── EXERCISE MATERIAL

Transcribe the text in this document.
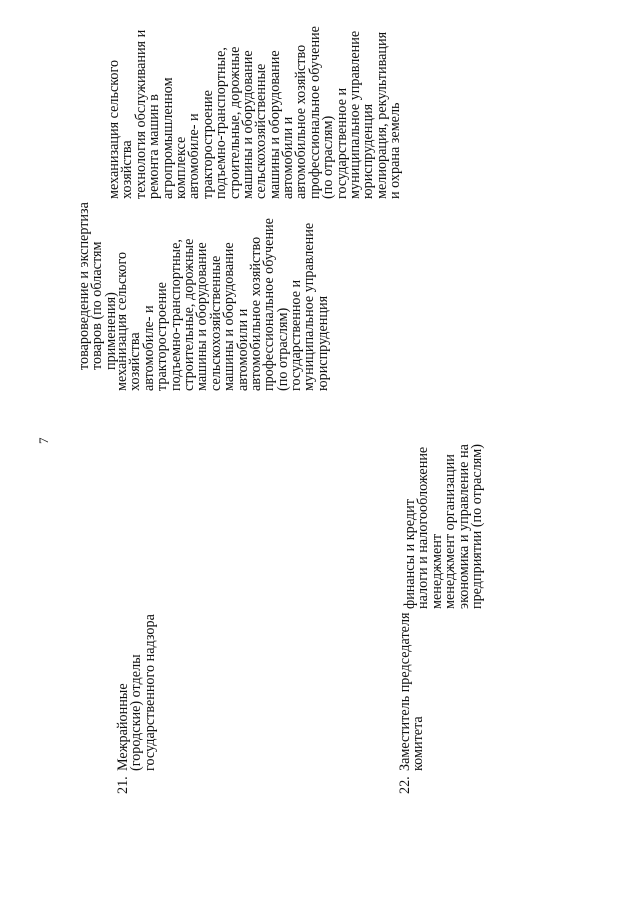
7
товароведение и экспертиза
товаров (по областям
применения)
21.
Межрайонные
(городские) отделы
государственного надзора
механизация сельского
хозяйства
автомобиле- и
тракторостроение
подъемно-транспортные,
строительные, дорожные
машины и оборудование
сельскохозяйственные
машины и оборудование
автомобили и
автомобильное хозяйство
профессиональное обучение
(по отраслям)
государственное и
муниципальное управление
юриспруденция
механизация сельского
хозяйства
технология обслуживания и
ремонта машин в
агропромышленном
комплексе
автомобиле- и
тракторостроение
подъемно-транспортные,
строительные, дорожные
машины и оборудование
сельскохозяйственные
машины и оборудование
автомобили и
автомобильное хозяйство
профессиональное обучение
(по отраслям)
государственное и
муниципальное управление
юриспруденция
мелиорация, рекультивация
и охрана земель
22.
Заместитель председателя
комитета
финансы и кредит
налоги и налогообложение
менеджмент
менеджмент организации
экономика и управление на
предприятии (по отраслям)
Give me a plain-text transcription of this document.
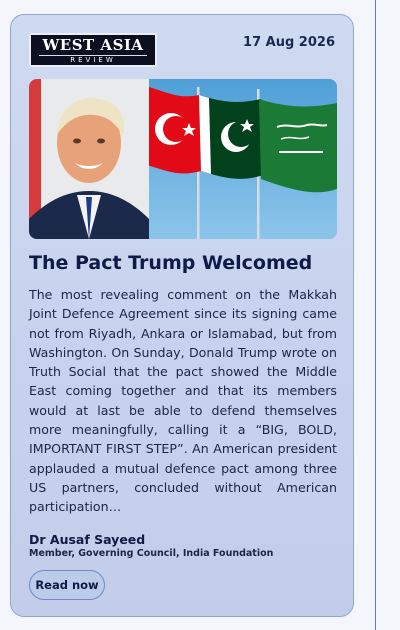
WEST ASIA
REVIEW
17 Aug 2026
The Pact Trump Welcomed

The most revealing comment on the Makkah Joint Defence Agreement since its signing came not from Riyadh, Ankara or Islamabad, but from Washington. On Sunday, Donald Trump wrote on Truth Social that the pact showed the Middle East coming together and that its members would at last be able to defend themselves more meaningfully, calling it a “BIG, BOLD, IMPORTANT FIRST STEP”. An American president applauded a mutual defence pact among three US partners, concluded without American participation…

Dr Ausaf Sayeed
Member, Governing Council, India Foundation
Read now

────

Repeat verbatim all the material, but not the pictures.

Transcribe the text in this document.
7
товароведение и экспертиза
товаров (по областям
применения)
21.
Межрайонные
(городские) отделы
государственного надзора
механизация сельского
хозяйства
автомобиле- и
тракторостроение
подъемно-транспортные,
строительные, дорожные
машины и оборудование
сельскохозяйственные
машины и оборудование
автомобили и
автомобильное хозяйство
профессиональное обучение
(по отраслям)
государственное и
муниципальное управление
юриспруденция
механизация сельского
хозяйства
технология обслуживания и
ремонта машин в
агропромышленном
комплексе
автомобиле- и
тракторостроение
подъемно-транспортные,
строительные, дорожные
машины и оборудование
сельскохозяйственные
машины и оборудование
автомобили и
автомобильное хозяйство
профессиональное обучение
(по отраслям)
государственное и
муниципальное управление
юриспруденция
мелиорация, рекультивация
и охрана земель
22.
Заместитель председателя
комитета
финансы и кредит
налоги и налогообложение
менеджмент
менеджмент организации
экономика и управление на
предприятии (по отраслям)
Give me a plain-text transcription of this document.
WEST ASIA
REVIEW
17 Aug 2026
The Pact Trump Welcomed

The most revealing comment on the Makkah Joint Defence Agreement since its signing came not from Riyadh, Ankara or Islamabad, but from Washington. On Sunday, Donald Trump wrote on Truth Social that the pact showed the Middle East coming together and that its members would at last be able to defend themselves more meaningfully, calling it a “BIG, BOLD, IMPORTANT FIRST STEP”. An American president applauded a mutual defence pact among three US partners, concluded without American participation…

Dr Ausaf Sayeed
Member, Governing Council, India Foundation
Read now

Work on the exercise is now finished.